Problem statement >> Write out the material exactly. Do not include the pictures.

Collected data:
+++

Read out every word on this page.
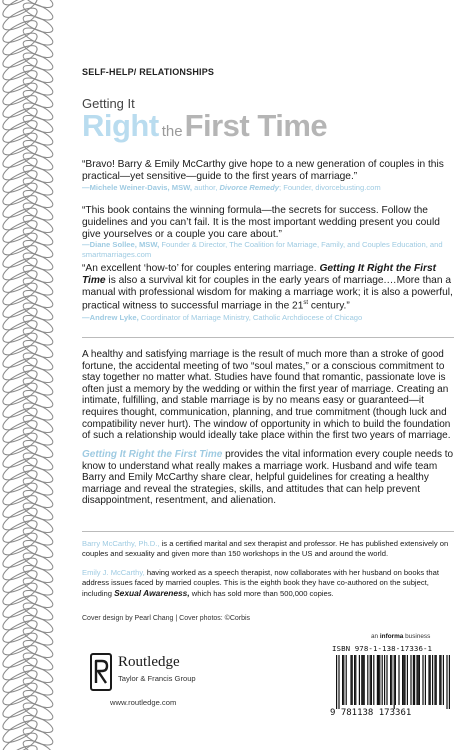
SELF-HELP/ RELATIONSHIPS
Getting It
Right theFirst Time
“Bravo! Barry & Emily McCarthy give hope to a new generation of couples in this practical—yet sensitive—guide to the first years of marriage.”
—Michele Weiner-Davis, MSW, author, Divorce Remedy; Founder, divorcebusting.com
“This book contains the winning formula—the secrets for success. Follow the guidelines and you can’t fail. It is the most important wedding present you could give yourselves or a couple you care about.”
—Diane Sollee, MSW, Founder & Director, The Coalition for Marriage, Family, and Couples Education, and smartmarriages.com
“An excellent ‘how-to’ for couples entering marriage. Getting It Right the First Time is also a survival kit for couples in the early years of marriage.…More than a manual with professional wisdom for making a marriage work; it is also a powerful, practical witness to successful marriage in the 21st century.”
—Andrew Lyke, Coordinator of Marriage Ministry, Catholic Archdiocese of Chicago
A healthy and satisfying marriage is the result of much more than a stroke of good fortune, the accidental meeting of two “soul mates,” or a conscious commitment to stay together no matter what. Studies have found that romantic, passionate love is often just a memory by the wedding or within the first year of marriage. Creating an intimate, fulfilling, and stable marriage is by no means easy or guaranteed—it requires thought, communication, planning, and true commitment (though luck and compatibility never hurt). The window of opportunity in which to build the foundation of such a relationship would ideally take place within the first two years of marriage.
Getting It Right the First Time provides the vital information every couple needs to know to understand what really makes a marriage work. Husband and wife team Barry and Emily McCarthy share clear, helpful guidelines for creating a healthy marriage and reveal the strategies, skills, and attitudes that can help prevent disappointment, resentment, and alienation.
Barry McCarthy, Ph.D., is a certified marital and sex therapist and professor. He has published extensively on couples and sexuality and given more than 150 workshops in the US and around the world.
Emily J. McCarthy, having worked as a speech therapist, now collaborates with her husband on books that address issues faced by married couples. This is the eighth book they have co-authored on the subject, including Sexual Awareness, which has sold more than 500,000 copies.
Cover design by Pearl Chang | Cover photos: ©Corbis
an informa business
Routledge
Taylor & Francis Group
www.routledge.com
ISBN 978-1-138-17336-1
9 781138 173361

+++

Result of the exercise >>
Read out every word on this page.
SELF-HELP/ RELATIONSHIPS
Getting It
Right theFirst Time
“Bravo! Barry & Emily McCarthy give hope to a new generation of couples in this practical—yet sensitive—guide to the first years of marriage.”
—Michele Weiner-Davis, MSW, author, Divorce Remedy; Founder, divorcebusting.com
“This book contains the winning formula—the secrets for success. Follow the guidelines and you can’t fail. It is the most important wedding present you could give yourselves or a couple you care about.”
—Diane Sollee, MSW, Founder & Director, The Coalition for Marriage, Family, and Couples Education, and smartmarriages.com
“An excellent ‘how-to’ for couples entering marriage. Getting It Right the First Time is also a survival kit for couples in the early years of marriage.…More than a manual with professional wisdom for making a marriage work; it is also a powerful, practical witness to successful marriage in the 21st century.”
—Andrew Lyke, Coordinator of Marriage Ministry, Catholic Archdiocese of Chicago
A healthy and satisfying marriage is the result of much more than a stroke of good fortune, the accidental meeting of two “soul mates,” or a conscious commitment to stay together no matter what. Studies have found that romantic, passionate love is often just a memory by the wedding or within the first year of marriage. Creating an intimate, fulfilling, and stable marriage is by no means easy or guaranteed—it requires thought, communication, planning, and true commitment (though luck and compatibility never hurt). The window of opportunity in which to build the foundation of such a relationship would ideally take place within the first two years of marriage.
Getting It Right the First Time provides the vital information every couple needs to know to understand what really makes a marriage work. Husband and wife team Barry and Emily McCarthy share clear, helpful guidelines for creating a healthy marriage and reveal the strategies, skills, and attitudes that can help prevent disappointment, resentment, and alienation.
Barry McCarthy, Ph.D., is a certified marital and sex therapist and professor. He has published extensively on couples and sexuality and given more than 150 workshops in the US and around the world.
Emily J. McCarthy, having worked as a speech therapist, now collaborates with her husband on books that address issues faced by married couples. This is the eighth book they have co-authored on the subject, including Sexual Awareness, which has sold more than 500,000 copies.
Cover design by Pearl Chang | Cover photos: ©Corbis
an informa business
Routledge
Taylor & Francis Group
www.routledge.com
ISBN 978-1-138-17336-1
9 781138 173361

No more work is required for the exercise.